→ What is being asked
Determine how many lines contain the string "补贴金额" and reply with that number alone.

→ Input rows
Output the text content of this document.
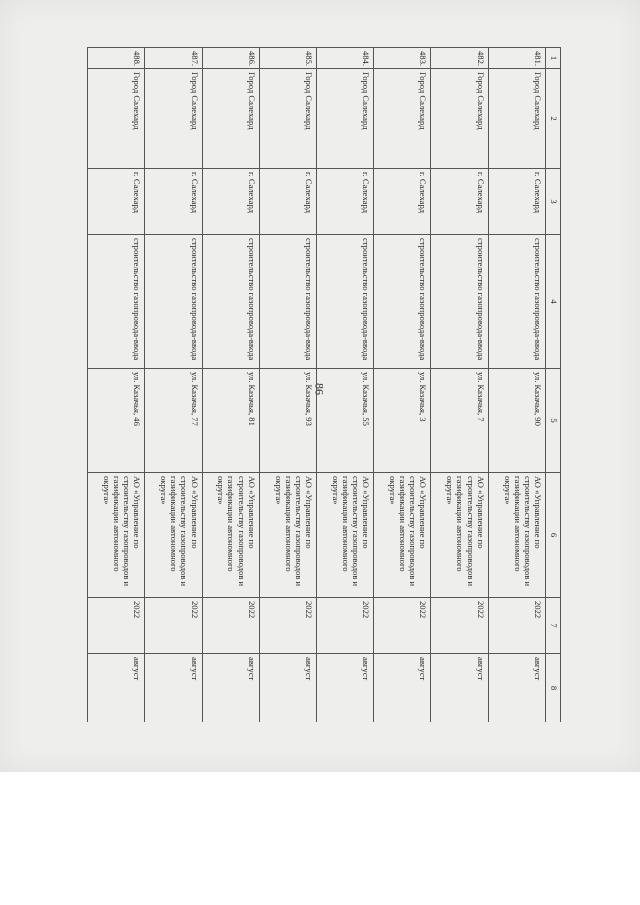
86
1	2	3	4	5	6	7	8
481.	Город Салехард	г. Салехард	строительство газопровода-ввода	ул. Казачья, 90	АО «Управление по строительству газопроводов и газификации автономного округа»	2022	август
482.	Город Салехард	г. Салехард	строительство газопровода-ввода	ул. Казачья, 7	АО «Управление по строительству газопроводов и газификации автономного округа»	2022	август
483.	Город Салехард	г. Салехард	строительство газопровода-ввода	ул. Казачья, 3	АО «Управление по строительству газопроводов и газификации автономного округа»	2022	август
484.	Город Салехард	г. Салехард	строительство газопровода-ввода	ул. Казачья, 55	АО «Управление по строительству газопроводов и газификации автономного округа»	2022	август
485.	Город Салехард	г. Салехард	строительство газопровода-ввода	ул. Казачья, 93	АО «Управление по строительству газопроводов и газификации автономного округа»	2022	август
486.	Город Салехард	г. Салехард	строительство газопровода-ввода	ул. Казачья, 81	АО «Управление по строительству газопроводов и газификации автономного округа»	2022	август
487.	Город Салехард	г. Салехард	строительство газопровода-ввода	ул. Казачья, 77	АО «Управление по строительству газопроводов и газификации автономного округа»	2022	август
488.	Город Салехард	г. Салехард	строительство газопровода-ввода	ул. Казачья, 46	АО «Управление по строительству газопроводов и газификации автономного округа»	2022	август
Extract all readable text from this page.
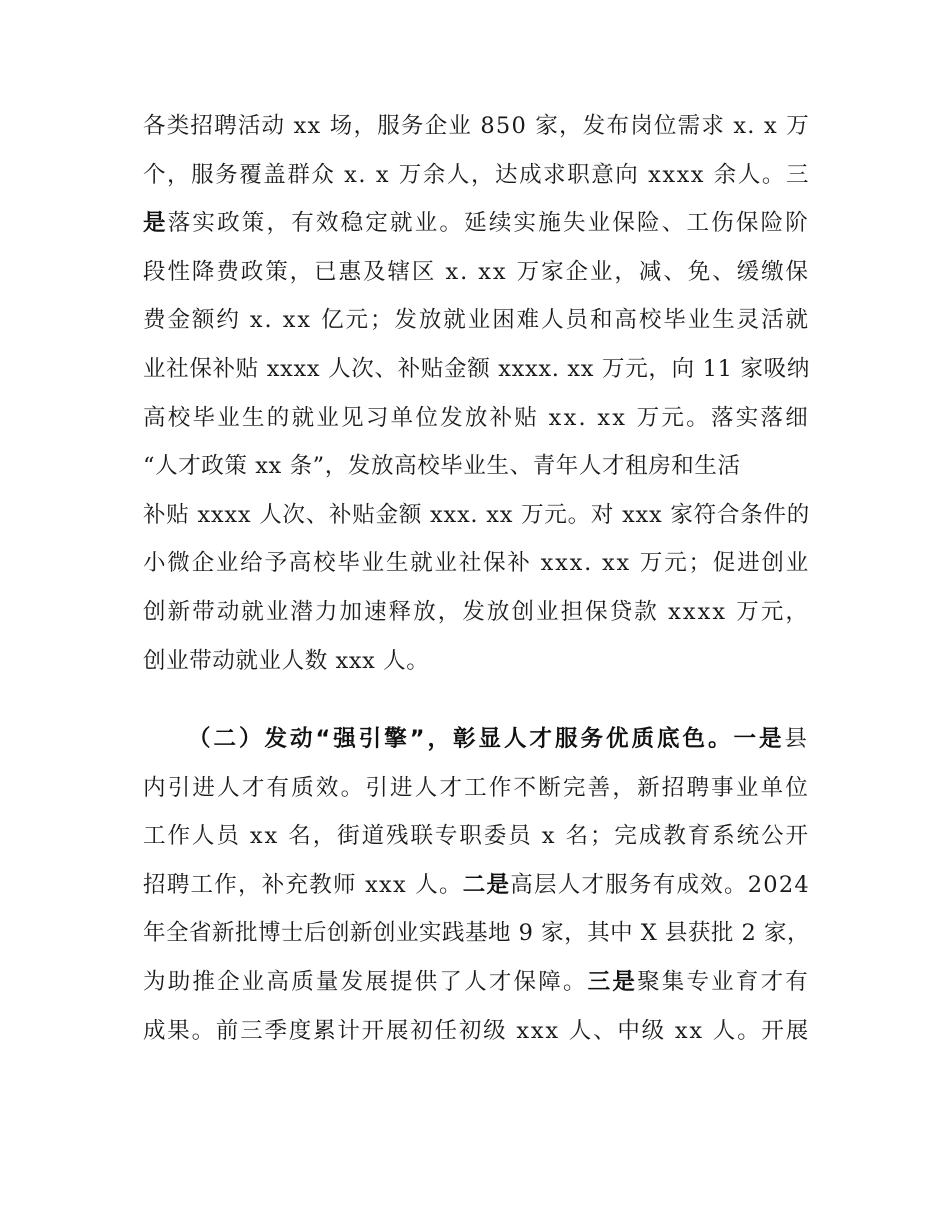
各类招聘活动 xx 场，服务企业 850 家，发布岗位需求 x. x 万
个，服务覆盖群众 x. x 万余人，达成求职意向 xxxx 余人。三
是落实政策，有效稳定就业。延续实施失业保险、工伤保险阶
段性降费政策，已惠及辖区 x. xx 万家企业，减、免、缓缴保
费金额约 x. xx 亿元；发放就业困难人员和高校毕业生灵活就
业社保补贴 xxxx 人次、补贴金额 xxxx. xx 万元，向 11 家吸纳
高校毕业生的就业见习单位发放补贴 xx. xx 万元。落实落细
“人才政策 xx 条”，发放高校毕业生、青年人才租房和生活
补贴 xxxx 人次、补贴金额 xxx. xx 万元。对 xxx 家符合条件的
小微企业给予高校毕业生就业社保补 xxx. xx 万元；促进创业
创新带动就业潜力加速释放，发放创业担保贷款 xxxx 万元，
创业带动就业人数 xxx 人。
（二）发动“强引擎”，彰显人才服务优质底色。一是县
内引进人才有质效。引进人才工作不断完善，新招聘事业单位
工作人员 xx 名，街道残联专职委员 x 名；完成教育系统公开
招聘工作，补充教师 xxx 人。二是高层人才服务有成效。2024
年全省新批博士后创新创业实践基地 9 家，其中 X 县获批 2 家，
为助推企业高质量发展提供了人才保障。三是聚集专业育才有
成果。前三季度累计开展初任初级 xxx 人、中级 xx 人。开展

→ Problem solution
2